GIVEN REQUEST
Extract the lines that hold the string "официальными".

(Records from a collection)
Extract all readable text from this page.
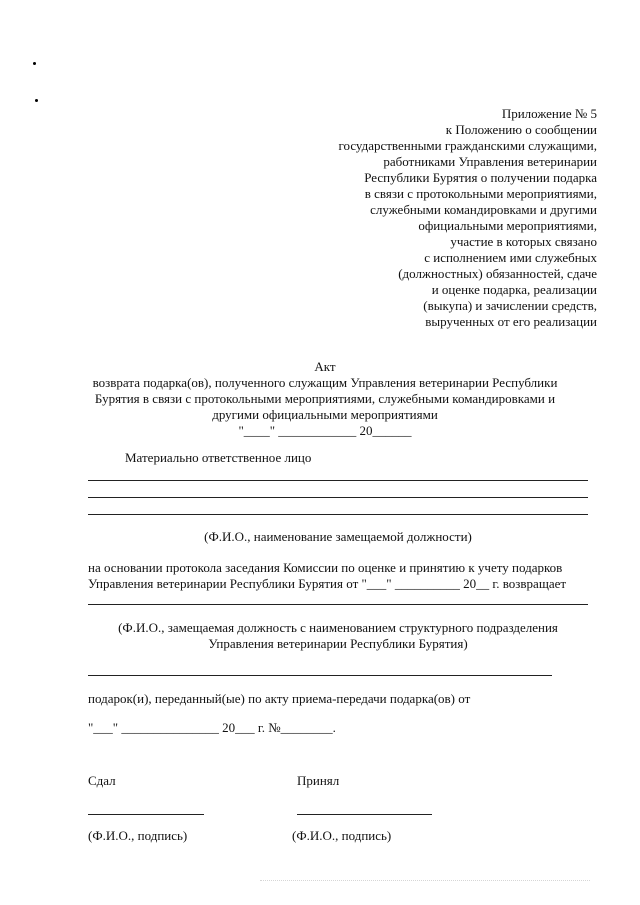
Приложение № 5
к Положению о сообщении
государственными гражданскими служащими,
работниками Управления ветеринарии
Республики Бурятия о получении подарка
в связи с протокольными мероприятиями,
служебными командировками и другими
официальными мероприятиями,
участие в которых связано
с исполнением ими служебных
(должностных) обязанностей, сдаче
и оценке подарка, реализации
(выкупа) и зачислении средств,
вырученных от его реализации
Акт
возврата подарка(ов), полученного служащим Управления ветеринарии Республики
Бурятия в связи с протокольными мероприятиями, служебными командировками и
другими официальными мероприятиями
"____" ____________ 20______
Материально ответственное лицо
(Ф.И.О., наименование замещаемой должности)
на основании протокола заседания Комиссии по оценке и принятию к учету подарков
Управления ветеринарии Республики Бурятия от "___" __________ 20__ г. возвращает
(Ф.И.О., замещаемая должность с наименованием структурного подразделения
Управления ветеринарии Республики Бурятия)
подарок(и), переданный(ые) по акту приема-передачи подарка(ов) от
"___" _______________ 20___ г. №________.
Сдал	Принял
(Ф.И.О., подпись)	(Ф.И.О., подпись)
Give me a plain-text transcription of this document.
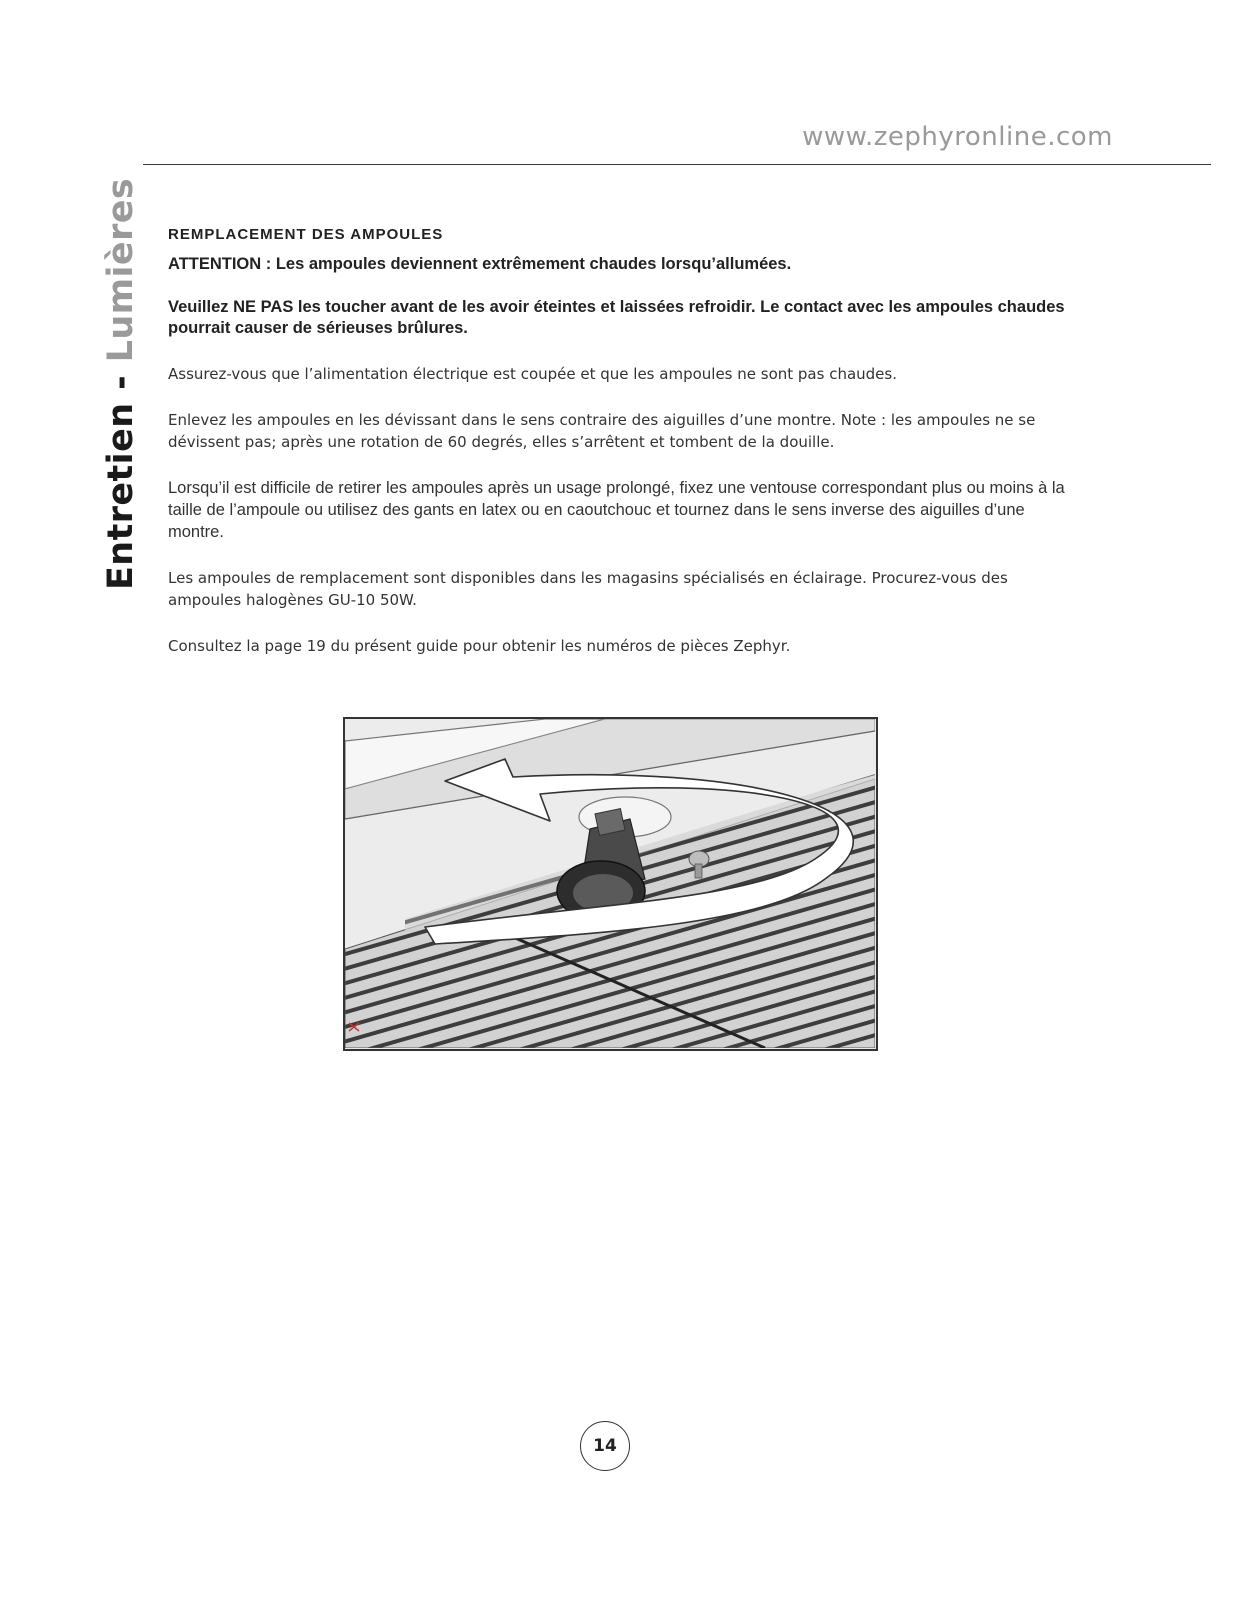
www.zephyronline.com
Entretien - Lumières REMPLACEMENT DES AMPOULES

ATTENTION : Les ampoules deviennent extrêmement chaudes lorsqu’allumées.

Veuillez NE PAS les toucher avant de les avoir éteintes et laissées refroidir. Le contact avec les ampoules chaudes pourrait causer de sérieuses brûlures.

Assurez-vous que l’alimentation électrique est coupée et que les ampoules ne sont pas chaudes.

Enlevez les ampoules en les dévissant dans le sens contraire des aiguilles d’une montre. Note : les ampoules ne se dévissent pas; après une rotation de 60 degrés, elles s’arrêtent et tombent de la douille.

Lorsqu’il est difficile de retirer les ampoules après un usage prolongé, fixez une ventouse correspondant plus ou moins à la taille de l’ampoule ou utilisez des gants en latex ou en caoutchouc et tournez dans le sens inverse des aiguilles d’une montre.

Les ampoules de remplacement sont disponibles dans les magasins spécialisés en éclairage. Procurez-vous des ampoules halogènes GU-10 50W.

Consultez la page 19 du présent guide pour obtenir les numéros de pièces Zephyr.

14
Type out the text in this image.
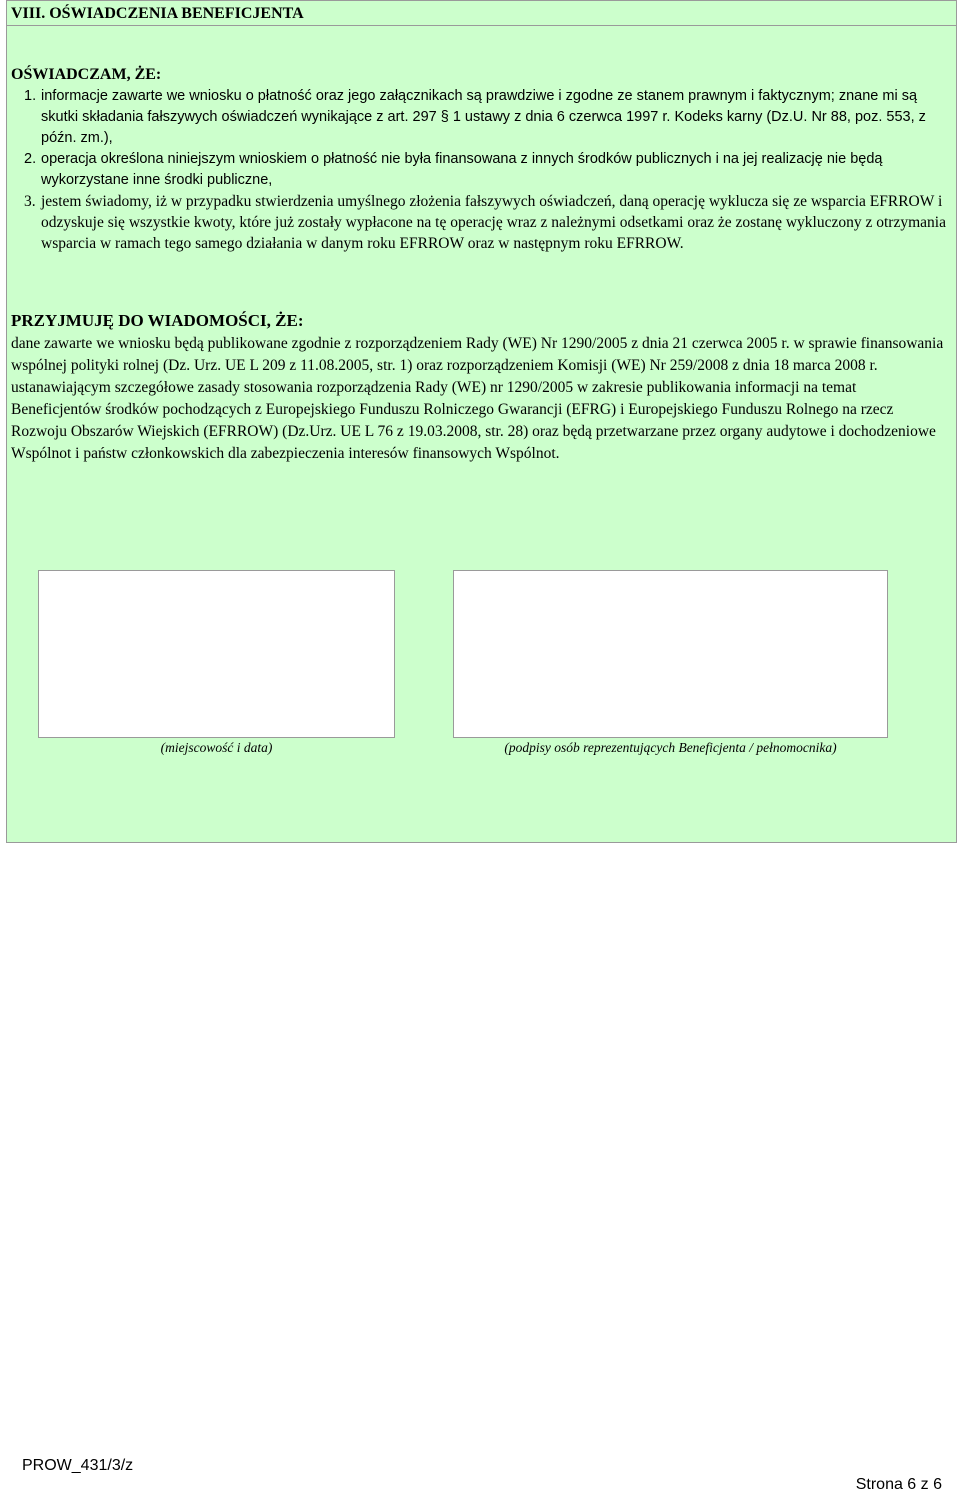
VIII. OŚWIADCZENIA BENEFICJENTA
OŚWIADCZAM, ŻE:
1. informacje zawarte we wniosku o płatność oraz jego załącznikach są prawdziwe i zgodne ze stanem prawnym i faktycznym; znane mi są skutki składania fałszywych oświadczeń wynikające z art. 297 § 1 ustawy z dnia 6 czerwca 1997 r. Kodeks karny (Dz.U. Nr 88, poz. 553, z późn. zm.),
2. operacja określona niniejszym wnioskiem o płatność nie była finansowana z innych środków publicznych i na jej realizację nie będą wykorzystane inne środki publiczne,
3. jestem świadomy, iż w przypadku stwierdzenia umyślnego złożenia fałszywych oświadczeń, daną operację wyklucza się ze wsparcia EFRROW i odzyskuje się wszystkie kwoty, które już zostały wypłacone na tę operację wraz z należnymi odsetkami oraz że zostanę wykluczony z otrzymania wsparcia w ramach tego samego działania w danym roku EFRROW oraz w następnym roku EFRROW.
PRZYJMUJĘ DO WIADOMOŚCI, ŻE:
dane zawarte we wniosku będą publikowane zgodnie z rozporządzeniem Rady (WE) Nr 1290/2005 z dnia 21 czerwca 2005 r. w sprawie finansowania wspólnej polityki rolnej (Dz. Urz. UE L 209 z 11.08.2005, str. 1) oraz rozporządzeniem Komisji (WE) Nr 259/2008 z dnia 18 marca 2008 r. ustanawiającym szczegółowe zasady stosowania rozporządzenia Rady (WE) nr 1290/2005 w zakresie publikowania informacji na temat Beneficjentów środków pochodzących z Europejskiego Funduszu Rolniczego Gwarancji (EFRG) i Europejskiego Funduszu Rolnego na rzecz Rozwoju Obszarów Wiejskich (EFRROW) (Dz.Urz. UE L 76 z 19.03.2008, str. 28) oraz będą przetwarzane przez organy audytowe i dochodzeniowe Wspólnot i państw członkowskich dla zabezpieczenia interesów finansowych Wspólnot.
(miejscowość i data)	(podpisy osób reprezentujących Beneficjenta / pełnomocnika)
PROW_431/3/z
Strona 6 z 6
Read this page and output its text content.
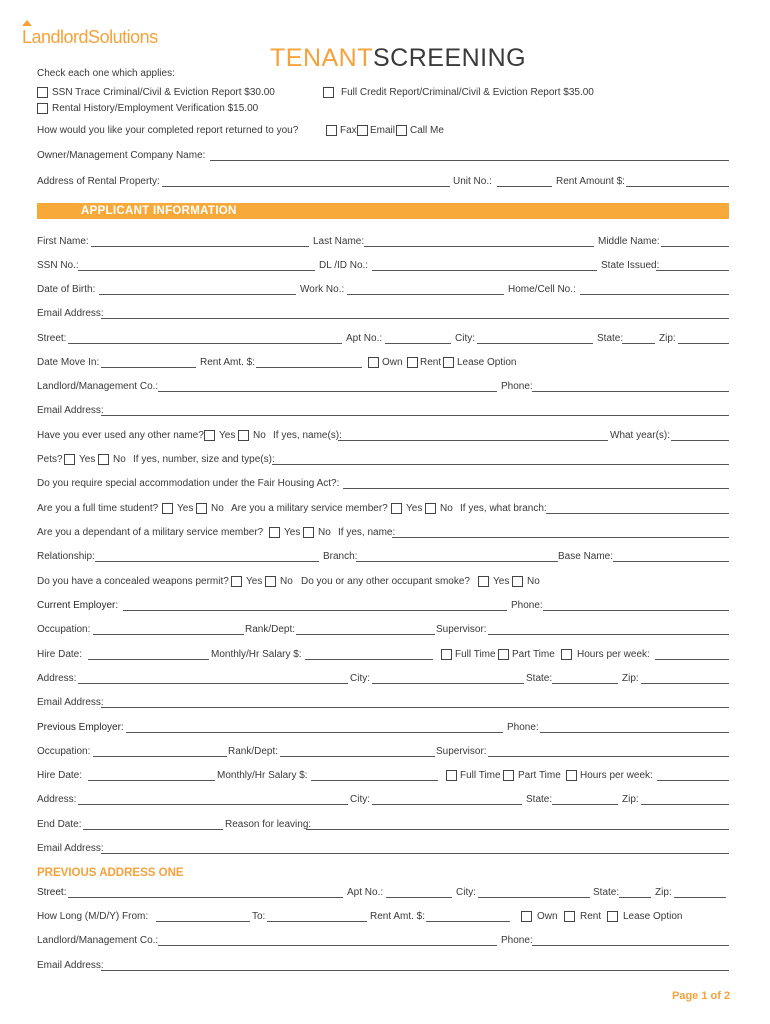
LandlordSolutions
TENANTSCREENING
Check each one which applies:
SSN Trace Criminal/Civil & Eviction Report $30.00	Full Credit Report/Criminal/Civil & Eviction Report $35.00
Rental History/Employment Verification $15.00
How would you like your completed report returned to you?	Fax Email Call Me
Owner/Management Company Name:
Address of Rental Property:	Unit No.:	Rent Amount $:
APPLICANT INFORMATION
First Name:	Last Name:	Middle Name:
SSN No.:	DL /ID No.:	State Issued:
Date of Birth:	Work No.:	Home/Cell No.:
Email Address:
Street:	Apt No.:	City:	State:	Zip:
Date Move In:	Rent Amt. $:	Own Rent Lease Option
Landlord/Management Co.:	Phone:
Email Address:
Have you ever used any other name? Yes No If yes, name(s):	What year(s):
Pets? Yes No If yes, number, size and type(s):
Do you require special accommodation under the Fair Housing Act?:
Are you a full time student? Yes No Are you a military service member? Yes No If yes, what branch:
Are you a dependant of a military service member? Yes No If yes, name:
Relationship:	Branch:	Base Name:
Do you have a concealed weapons permit? Yes No Do you or any other occupant smoke? Yes No
Current Employer:	Phone:
Occupation:	Rank/Dept:	Supervisor:
Hire Date:	Monthly/Hr Salary $:	Full Time Part Time Hours per week:
Address:	City:	State:	Zip:
Email Address:
Previous Employer:	Phone:
Occupation:	Rank/Dept:	Supervisor:
Hire Date:	Monthly/Hr Salary $:	Full Time Part Time Hours per week:
Address:	City:	State:	Zip:
End Date:	Reason for leaving:
Email Address:
PREVIOUS ADDRESS ONE
Street:	Apt No.:	City:	State:	Zip:
How Long (M/D/Y) From:	To:	Rent Amt. $:	Own Rent Lease Option
Landlord/Management Co.:	Phone:
Email Address:
Page 1 of 2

ANSWER BELOW
официальными мероприятиями,
другими официальными мероприятиями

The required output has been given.